## WORK INSTRUCTIONS
Please give back all the records exactly, but keep the pictures out.

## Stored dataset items
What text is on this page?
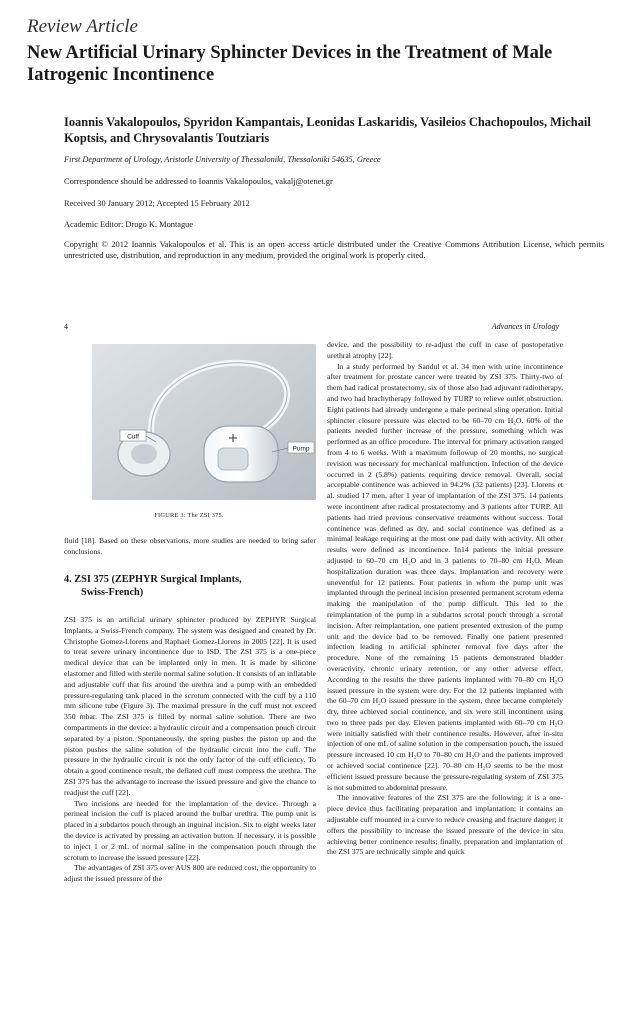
Review Article
New Artificial Urinary Sphincter Devices in the Treatment of Male Iatrogenic Incontinence
Ioannis Vakalopoulos, Spyridon Kampantais, Leonidas Laskaridis, Vasileios Chachopoulos, Michail Koptsis, and Chrysovalantis Toutziaris
First Department of Urology, Aristotle University of Thessaloniki, Thessaloniki 54635, Greece
Correspondence should be addressed to Ioannis Vakalopoulos, vakalj@otenet.gr
Received 30 January 2012; Accepted 15 February 2012
Academic Editor: Drogo K. Montague
Copyright © 2012 Ioannis Vakalopoulos et al. This is an open access article distributed under the Creative Commons Attribution License, which permits unrestricted use, distribution, and reproduction in any medium, provided the original work is properly cited.
4	Advances in Urology
Cuff
Pump
FIGURE 3: The ZSI 375.

fluid [18]. Based on these observations, more studies are needed to bring safer conclusions.

4. ZSI 375 (ZEPHYR Surgical Implants,
Swiss-French)

ZSI 375 is an artificial urinary sphincter produced by ZEPHYR Surgical Implants, a Swiss-French company. The system was designed and created by Dr. Christophe Gomez-Llorens and Raphael Gomez-Llorens in 2005 [22]. It is used to treat severe urinary incontinence due to ISD. The ZSI 375 is a one-piece medical device that can be implanted only in men. It is made by silicone elastomer and filled with sterile normal saline solution. It consists of an inflatable and adjustable cuff that fits around the urethra and a pump with an embedded pressure-regulating tank placed in the scrotum connected with the cuff by a 110 mm silicone tube (Figure 3). The maximal pressure in the cuff must not exceed 350 mbar. The ZSI 375 is filled by normal saline solution. There are two compartments in the device: a hydraulic circuit and a compensation pouch circuit separated by a piston. Spontaneously, the spring pushes the piston up and the piston pushes the saline solution of the hydraulic circuit into the cuff. The pressure in the hydraulic circuit is not the only factor of the cuff efficiency. To obtain a good continence result, the deflated cuff must compress the urethra. The ZSI 375 has the advantage to increase the issued pressure and give the chance to readjust the cuff [22].

Two incisions are needed for the implantation of the device. Through a perineal incision the cuff is placed around the bulbar urethra. The pump unit is placed in a subdartos pouch through an inguinal incision. Six to eight weeks later the device is activated by pressing an activation button. If necessary, it is possible to inject 1 or 2 mL of normal saline in the compensation pouch through the scrotum to increase the issued pressure [22].

The advantages of ZSI 375 over AUS 800 are reduced cost, the opportunity to adjust the issued pressure of the

device, and the possibility to re-adjust the cuff in case of postoperative urethral atrophy [22].

In a study performed by Sandul et al. 34 men with urine incontinence after treatment for prostate cancer were treated by ZSI 375. Thirty-two of them had radical prostatectomy, six of those also had adjuvant radiotherapy, and two had brachytherapy followed by TURP to relieve outlet obstruction. Eight patients had already undergone a male perineal sling operation. Initial sphincter closure pressure was elected to be 60–70 cm H₂O. 60% of the patients needed further increase of the pressure, something which was performed as an office procedure. The interval for primary activation ranged from 4 to 6 weeks. With a maximum followup of 20 months, no surgical revision was necessary for mechanical malfunction. Infection of the device occurred in 2 (5.8%) patients requiring device removal. Overall, social acceptable continence was achieved in 94.2% (32 patients) [23]. Llorens et al. studied 17 men, after 1 year of implantation of the ZSI 375. 14 patients were incontinent after radical prostatectomy and 3 patients after TURP. All patients had tried previous conservative treatments without success. Total continence was defined as dry, and social continence was defined as a minimal leakage requiring at the most one pad daily with activity. All other results were defined as incontinence. In14 patients the initial pressure adjusted to 60–70 cm H₂O and in 3 patients to 70–80 cm H₂O. Mean hospitalization duration was three days. Implantation and recovery were uneventful for 12 patients. Four patients in whom the pump unit was implanted through the perineal incision presented permanent scrotum edema making the manipulation of the pump difficult. This led to the reimplantation of the pump in a subdartos scrotal pouch through a scrotal incision. After reimplantation, one patient presented extrusion of the pump unit and the device had to be removed. Finally one patient presented infection leading to artificial sphincter removal five days after the procedure. None of the remaining 15 patients demonstrated bladder overactivity, chronic urinary retention, or any other adverse effect. According to the results the three patients implanted with 70–80 cm H₂O issued pressure in the system were dry. For the 12 patients implanted with the 60–70 cm H₂O issued pressure in the system, three became completely dry, three achieved social continence, and six were still incontinent using two to three pads per day. Eleven patients implanted with 60–70 cm H₂O were initially satisfied with their continence results. However, after in-situ injection of one mL of saline solution in the compensation pouch, the issued pressure increased 10 cm H₂O to 70–80 cm H₂O and the patients improved or achieved social continence [22]. 70–80 cm H₂O seems to be the most efficient issued pressure because the pressure-regulating system of ZSI 375 is not submitted to abdominal pressure.

The innovative features of the ZSI 375 are the following: it is a one-piece device thus facilitating preparation and implantation; it contains an adjustable cuff mounted in a curve to reduce creasing and fracture danger; it offers the possibility to increase the issued pressure of the device in situ achieving better continence results; finally, preparation and implantation of the ZSI 375 are technically simple and quick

## SOLUTION FOR THIS TASK
What text is on this page?
Review Article
New Artificial Urinary Sphincter Devices in the Treatment of Male Iatrogenic Incontinence
Ioannis Vakalopoulos, Spyridon Kampantais, Leonidas Laskaridis, Vasileios Chachopoulos, Michail Koptsis, and Chrysovalantis Toutziaris
First Department of Urology, Aristotle University of Thessaloniki, Thessaloniki 54635, Greece
Correspondence should be addressed to Ioannis Vakalopoulos, vakalj@otenet.gr
Received 30 January 2012; Accepted 15 February 2012
Academic Editor: Drogo K. Montague
Copyright © 2012 Ioannis Vakalopoulos et al. This is an open access article distributed under the Creative Commons Attribution License, which permits unrestricted use, distribution, and reproduction in any medium, provided the original work is properly cited.
4	Advances in Urology
Cuff
Pump
FIGURE 3: The ZSI 375.

fluid [18]. Based on these observations, more studies are needed to bring safer conclusions.

4. ZSI 375 (ZEPHYR Surgical Implants,
Swiss-French)

ZSI 375 is an artificial urinary sphincter produced by ZEPHYR Surgical Implants, a Swiss-French company. The system was designed and created by Dr. Christophe Gomez-Llorens and Raphael Gomez-Llorens in 2005 [22]. It is used to treat severe urinary incontinence due to ISD. The ZSI 375 is a one-piece medical device that can be implanted only in men. It is made by silicone elastomer and filled with sterile normal saline solution. It consists of an inflatable and adjustable cuff that fits around the urethra and a pump with an embedded pressure-regulating tank placed in the scrotum connected with the cuff by a 110 mm silicone tube (Figure 3). The maximal pressure in the cuff must not exceed 350 mbar. The ZSI 375 is filled by normal saline solution. There are two compartments in the device: a hydraulic circuit and a compensation pouch circuit separated by a piston. Spontaneously, the spring pushes the piston up and the piston pushes the saline solution of the hydraulic circuit into the cuff. The pressure in the hydraulic circuit is not the only factor of the cuff efficiency. To obtain a good continence result, the deflated cuff must compress the urethra. The ZSI 375 has the advantage to increase the issued pressure and give the chance to readjust the cuff [22].

Two incisions are needed for the implantation of the device. Through a perineal incision the cuff is placed around the bulbar urethra. The pump unit is placed in a subdartos pouch through an inguinal incision. Six to eight weeks later the device is activated by pressing an activation button. If necessary, it is possible to inject 1 or 2 mL of normal saline in the compensation pouch through the scrotum to increase the issued pressure [22].

The advantages of ZSI 375 over AUS 800 are reduced cost, the opportunity to adjust the issued pressure of the

device, and the possibility to re-adjust the cuff in case of postoperative urethral atrophy [22].

In a study performed by Sandul et al. 34 men with urine incontinence after treatment for prostate cancer were treated by ZSI 375. Thirty-two of them had radical prostatectomy, six of those also had adjuvant radiotherapy, and two had brachytherapy followed by TURP to relieve outlet obstruction. Eight patients had already undergone a male perineal sling operation. Initial sphincter closure pressure was elected to be 60–70 cm H₂O. 60% of the patients needed further increase of the pressure, something which was performed as an office procedure. The interval for primary activation ranged from 4 to 6 weeks. With a maximum followup of 20 months, no surgical revision was necessary for mechanical malfunction. Infection of the device occurred in 2 (5.8%) patients requiring device removal. Overall, social acceptable continence was achieved in 94.2% (32 patients) [23]. Llorens et al. studied 17 men, after 1 year of implantation of the ZSI 375. 14 patients were incontinent after radical prostatectomy and 3 patients after TURP. All patients had tried previous conservative treatments without success. Total continence was defined as dry, and social continence was defined as a minimal leakage requiring at the most one pad daily with activity. All other results were defined as incontinence. In14 patients the initial pressure adjusted to 60–70 cm H₂O and in 3 patients to 70–80 cm H₂O. Mean hospitalization duration was three days. Implantation and recovery were uneventful for 12 patients. Four patients in whom the pump unit was implanted through the perineal incision presented permanent scrotum edema making the manipulation of the pump difficult. This led to the reimplantation of the pump in a subdartos scrotal pouch through a scrotal incision. After reimplantation, one patient presented extrusion of the pump unit and the device had to be removed. Finally one patient presented infection leading to artificial sphincter removal five days after the procedure. None of the remaining 15 patients demonstrated bladder overactivity, chronic urinary retention, or any other adverse effect. According to the results the three patients implanted with 70–80 cm H₂O issued pressure in the system were dry. For the 12 patients implanted with the 60–70 cm H₂O issued pressure in the system, three became completely dry, three achieved social continence, and six were still incontinent using two to three pads per day. Eleven patients implanted with 60–70 cm H₂O were initially satisfied with their continence results. However, after in-situ injection of one mL of saline solution in the compensation pouch, the issued pressure increased 10 cm H₂O to 70–80 cm H₂O and the patients improved or achieved social continence [22]. 70–80 cm H₂O seems to be the most efficient issued pressure because the pressure-regulating system of ZSI 375 is not submitted to abdominal pressure.

The innovative features of the ZSI 375 are the following: it is a one-piece device thus facilitating preparation and implantation; it contains an adjustable cuff mounted in a curve to reduce creasing and fracture danger; it offers the possibility to increase the issued pressure of the device in situ achieving better continence results; finally, preparation and implantation of the ZSI 375 are technically simple and quick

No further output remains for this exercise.